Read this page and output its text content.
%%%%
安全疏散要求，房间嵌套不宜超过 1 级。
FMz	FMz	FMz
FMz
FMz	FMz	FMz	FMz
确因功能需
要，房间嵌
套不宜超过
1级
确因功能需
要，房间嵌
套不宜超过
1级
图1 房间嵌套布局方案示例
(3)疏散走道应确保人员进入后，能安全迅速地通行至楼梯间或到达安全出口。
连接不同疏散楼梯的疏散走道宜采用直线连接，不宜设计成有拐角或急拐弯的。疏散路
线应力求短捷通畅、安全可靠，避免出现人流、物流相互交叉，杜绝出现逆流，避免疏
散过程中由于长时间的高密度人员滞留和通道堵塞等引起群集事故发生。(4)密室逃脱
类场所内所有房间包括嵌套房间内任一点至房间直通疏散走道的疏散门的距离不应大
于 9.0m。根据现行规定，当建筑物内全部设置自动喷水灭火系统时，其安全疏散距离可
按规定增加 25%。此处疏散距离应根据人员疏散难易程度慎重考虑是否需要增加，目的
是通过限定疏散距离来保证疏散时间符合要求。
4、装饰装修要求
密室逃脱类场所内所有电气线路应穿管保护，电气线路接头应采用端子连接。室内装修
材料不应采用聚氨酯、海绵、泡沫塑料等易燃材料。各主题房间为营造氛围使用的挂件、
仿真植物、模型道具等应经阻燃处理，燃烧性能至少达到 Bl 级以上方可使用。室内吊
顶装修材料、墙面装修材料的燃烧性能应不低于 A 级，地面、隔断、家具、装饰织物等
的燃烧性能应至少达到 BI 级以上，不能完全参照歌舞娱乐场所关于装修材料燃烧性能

::::

Type out the full listing again, exactly as given.

Read this page and output its text content.
%%%%
安全疏散要求，房间嵌套不宜超过 1 级。
FMz	FMz	FMz
FMz
FMz	FMz	FMz	FMz
确因功能需
要，房间嵌
套不宜超过
1级
确因功能需
要，房间嵌
套不宜超过
1级
图1 房间嵌套布局方案示例
(3)疏散走道应确保人员进入后，能安全迅速地通行至楼梯间或到达安全出口。
连接不同疏散楼梯的疏散走道宜采用直线连接，不宜设计成有拐角或急拐弯的。疏散路
线应力求短捷通畅、安全可靠，避免出现人流、物流相互交叉，杜绝出现逆流，避免疏
散过程中由于长时间的高密度人员滞留和通道堵塞等引起群集事故发生。(4)密室逃脱
类场所内所有房间包括嵌套房间内任一点至房间直通疏散走道的疏散门的距离不应大
于 9.0m。根据现行规定，当建筑物内全部设置自动喷水灭火系统时，其安全疏散距离可
按规定增加 25%。此处疏散距离应根据人员疏散难易程度慎重考虑是否需要增加，目的
是通过限定疏散距离来保证疏散时间符合要求。
4、装饰装修要求
密室逃脱类场所内所有电气线路应穿管保护，电气线路接头应采用端子连接。室内装修
材料不应采用聚氨酯、海绵、泡沫塑料等易燃材料。各主题房间为营造氛围使用的挂件、
仿真植物、模型道具等应经阻燃处理，燃烧性能至少达到 Bl 级以上方可使用。室内吊
顶装修材料、墙面装修材料的燃烧性能应不低于 A 级，地面、隔断、家具、装饰织物等
的燃烧性能应至少达到 BI 级以上，不能完全参照歌舞娱乐场所关于装修材料燃烧性能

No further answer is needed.